The what: A TLDR explanation of the strategy

“Implement average strategies, get average results.” Someone must have said that at some point. If not, I’m saying it, here, today.

Howdy all, my name is Bill Kerr, people call me Doc (long story) and I am here to talk you through how we at my startup, Athyna, are thinking about GTM in a different way.

Why—”In a different way?” Well, if we go back to our original quote, I firmly believe that if you do what everyone else does, you will by definition be what everyone else is. Average. And who wants to be average? 

Take it from me, I’m the guy who concocted a plan to send 1 million outbound emails a daywith a 50 person startup—two years ago and got a quarter of the way there before Google crashed our party.

So today we are going to talk through what we are calling our ‘Negative CAC creator-led media pyramid.’ At the end of the post, if you have a more apt name for this strategy, I’ll be pleased to hear it.

Ok let’s go!

💡

Strategy Playbook: Don’t just ‘create content’. Create media assets.

Breakdown

The how: The strategic playbook boiled down to 3x key takeaways

1.  Try to make money, not lose money, when you advertise to customers

Firstly, it would probably behoove us to discuss the idea of ‘Negative CAC’. Customer Acquisition Cost (“CAC”) is how much a company spends to get a new customer, user, client, business in the door. It usually encompasses the Cost of Goods Sold (”COGS”) but also the indirect sales and marketing expenses—tech, budgets, salaries—associated with winning the deal.

For some companies, enterprise SaaS for example, the CAC might be tens of thousands of dollars. For companies like this newsletter you are reading today, CAC for a new email subscriber might be $2.

CAC Payback is the amount of time it takes to generate enough revenue from that customer to cover their cost of acquisition.

Lifetime Value (”LTV”) is the average revenue that a customer will generate throughout the lifespan of their relationship with your business. Let’s imagine you run a gym:

  • You spend $50 in Facebook ads to acquire a new customer (CAC = $50)

  • Membership is $40/mo (CAC Payback = 1.25 months)

  • Average membership duration is 10 months (LTV = $400)

The verdict? Time to start dumping money into Facebook ads as quickly as possible. If this is the maths you have a business.

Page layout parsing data
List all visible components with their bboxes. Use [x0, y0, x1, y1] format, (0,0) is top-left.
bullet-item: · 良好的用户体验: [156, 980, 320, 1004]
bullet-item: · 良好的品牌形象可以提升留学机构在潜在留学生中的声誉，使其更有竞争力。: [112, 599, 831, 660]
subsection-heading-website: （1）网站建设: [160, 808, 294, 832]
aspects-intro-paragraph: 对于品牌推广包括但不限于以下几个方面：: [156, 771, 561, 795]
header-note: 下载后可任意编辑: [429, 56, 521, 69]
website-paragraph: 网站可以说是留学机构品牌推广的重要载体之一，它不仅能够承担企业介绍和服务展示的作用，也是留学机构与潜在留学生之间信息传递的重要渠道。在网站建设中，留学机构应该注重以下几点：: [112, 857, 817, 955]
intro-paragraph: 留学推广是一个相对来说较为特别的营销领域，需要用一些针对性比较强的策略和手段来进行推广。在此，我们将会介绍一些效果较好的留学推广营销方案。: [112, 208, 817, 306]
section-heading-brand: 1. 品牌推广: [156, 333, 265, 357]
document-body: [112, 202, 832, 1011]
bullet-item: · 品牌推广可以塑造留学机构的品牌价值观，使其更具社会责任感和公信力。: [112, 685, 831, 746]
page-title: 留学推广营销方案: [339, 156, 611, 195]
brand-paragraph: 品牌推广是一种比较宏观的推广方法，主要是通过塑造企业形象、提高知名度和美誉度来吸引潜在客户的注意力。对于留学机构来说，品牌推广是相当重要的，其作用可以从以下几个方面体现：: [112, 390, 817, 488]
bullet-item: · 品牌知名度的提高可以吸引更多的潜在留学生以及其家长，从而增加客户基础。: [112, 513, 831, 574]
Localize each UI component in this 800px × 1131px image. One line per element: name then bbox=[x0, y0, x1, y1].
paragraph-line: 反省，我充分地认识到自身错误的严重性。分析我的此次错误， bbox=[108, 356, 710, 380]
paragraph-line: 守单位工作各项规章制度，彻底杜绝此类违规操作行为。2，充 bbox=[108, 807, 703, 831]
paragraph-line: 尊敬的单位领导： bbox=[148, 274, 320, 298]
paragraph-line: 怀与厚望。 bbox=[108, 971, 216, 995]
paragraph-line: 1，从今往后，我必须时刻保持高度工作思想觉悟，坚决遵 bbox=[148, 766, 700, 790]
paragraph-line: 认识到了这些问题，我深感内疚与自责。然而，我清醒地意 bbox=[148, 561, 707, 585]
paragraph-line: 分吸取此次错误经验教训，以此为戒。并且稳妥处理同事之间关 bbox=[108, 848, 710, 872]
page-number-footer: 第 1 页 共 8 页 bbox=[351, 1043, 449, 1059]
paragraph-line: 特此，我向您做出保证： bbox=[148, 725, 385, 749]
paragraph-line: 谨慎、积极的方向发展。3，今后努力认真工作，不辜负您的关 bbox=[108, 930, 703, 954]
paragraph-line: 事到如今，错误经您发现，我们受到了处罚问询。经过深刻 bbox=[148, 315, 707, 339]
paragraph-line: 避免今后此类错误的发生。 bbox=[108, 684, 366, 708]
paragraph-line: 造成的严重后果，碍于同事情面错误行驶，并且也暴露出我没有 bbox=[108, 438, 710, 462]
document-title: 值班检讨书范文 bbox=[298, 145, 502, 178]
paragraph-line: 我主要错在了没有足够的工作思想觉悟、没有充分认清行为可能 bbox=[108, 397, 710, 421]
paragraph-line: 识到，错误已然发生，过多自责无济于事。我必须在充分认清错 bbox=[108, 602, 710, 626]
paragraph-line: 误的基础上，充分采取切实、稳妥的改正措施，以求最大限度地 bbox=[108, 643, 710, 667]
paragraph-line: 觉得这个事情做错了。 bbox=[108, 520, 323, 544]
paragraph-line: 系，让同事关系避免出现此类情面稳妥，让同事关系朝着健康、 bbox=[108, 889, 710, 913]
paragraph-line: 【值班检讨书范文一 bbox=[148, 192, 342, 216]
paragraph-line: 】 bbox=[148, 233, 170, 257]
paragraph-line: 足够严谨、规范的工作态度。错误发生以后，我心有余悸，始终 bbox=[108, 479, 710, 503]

WHAT YOU WILL DO
Answer these questions from the post on the Negative CAC strategy:
(a) What is the name of the writer's startup?
(b) How many outbound emails a day did the writer's plan aim to send?
(c) In the gym example, what is the average membership duration?
These rows were drawn from a different source than the text above them.

RESULT OF THE TASK
(a) Athyna
(b) 1 million
(c) 10 months